What to work on: Collect each line of the records containing the string "подъема".

──────────

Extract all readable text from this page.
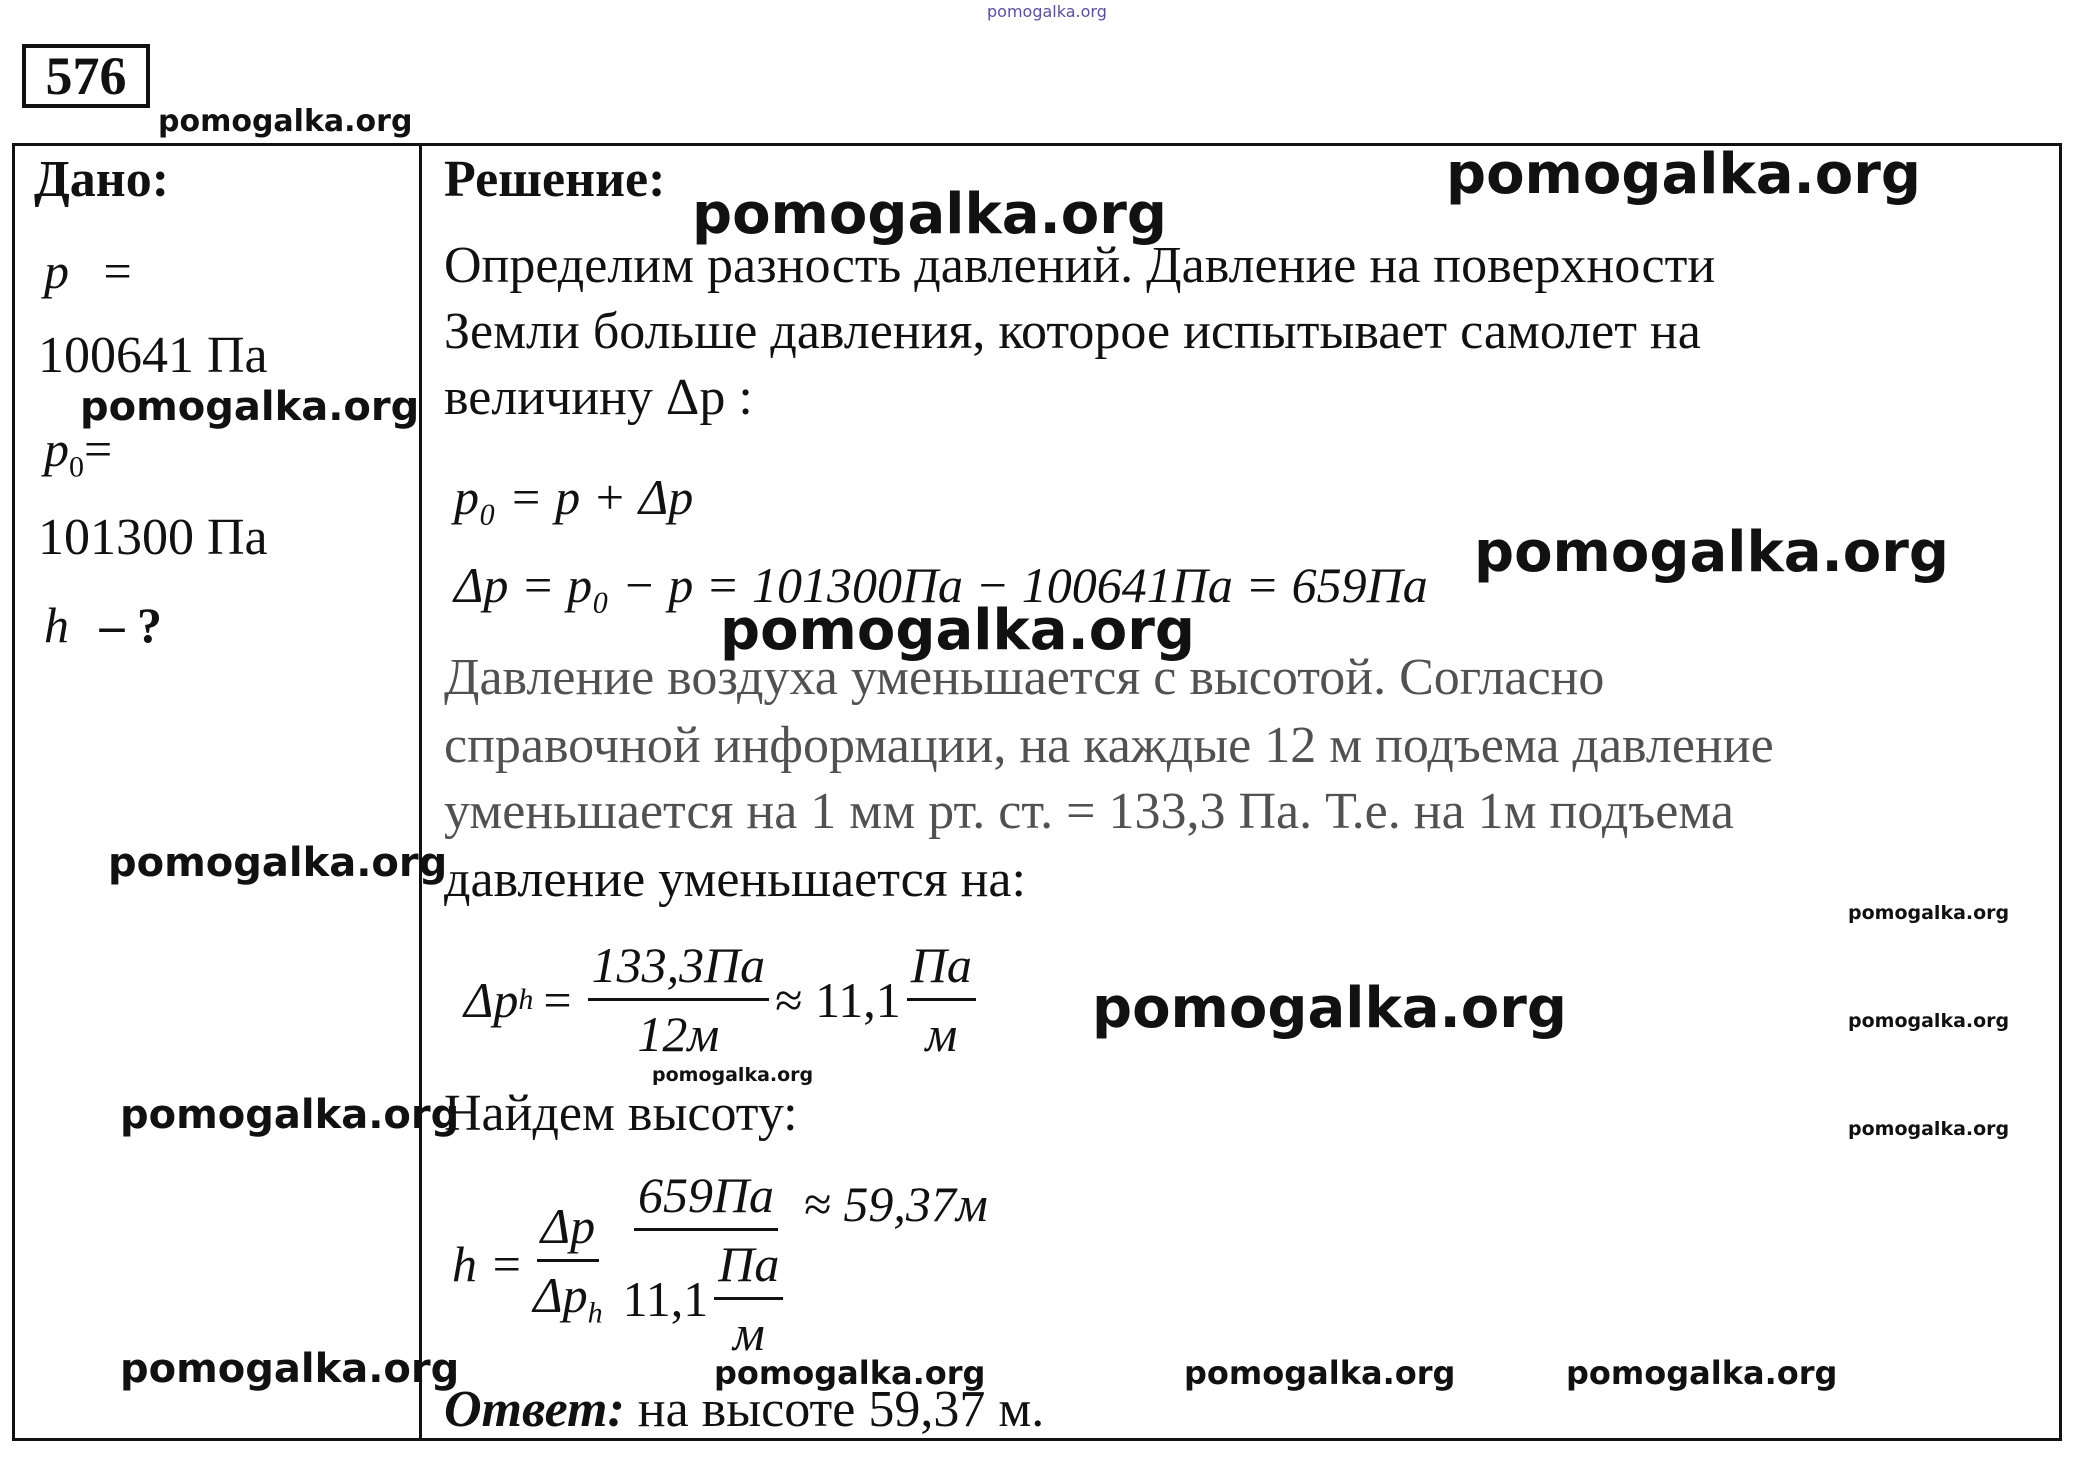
pomogalka.org
576
pomogalka.org
Дано:
p =
100641 Па
pomogalka.org
$p_0=$
101300 Па
h – ?
pomogalka.org
pomogalka.org
pomogalka.org
Решение:	pomogalka.org
pomogalka.org
Определим разность давлений. Давление на поверхности
Земли больше давления, которое испытывает самолет на
величину Δp :
p₀ = p + Δp
pomogalka.org
Δp = p₀ − p = 101300Па − 100641Па = 659Па
pomogalka.org
Давление воздуха уменьшается с высотой. Согласно
справочной информации, на каждые 12 м подъема давление
уменьшается на 1 мм рт. ст. = 133,3 Па. Т.е. на 1м подъема
давление уменьшается на:
pomogalka.org
Δp $h = \frac{133,3Па}{12м} \approx 11,1 \frac{Па}{м}$ pomogalka.org	pomogalka.org
pomogalka.org
Найдем высоту:	pomogalka.org
$h = \frac{\Delta p}{\Delta p_h} \frac{659Па}{11,1 \frac{Па}{м}} \approx 59,37м$
pomogalka.org	pomogalka.org	pomogalka.org
Ответ: на высоте 59,37 м.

──────────

Answer to the task:
справочной информации, на каждые 12 м подъема давление
уменьшается на 1 мм рт. ст. = 133,3 Па. Т.е. на 1м подъема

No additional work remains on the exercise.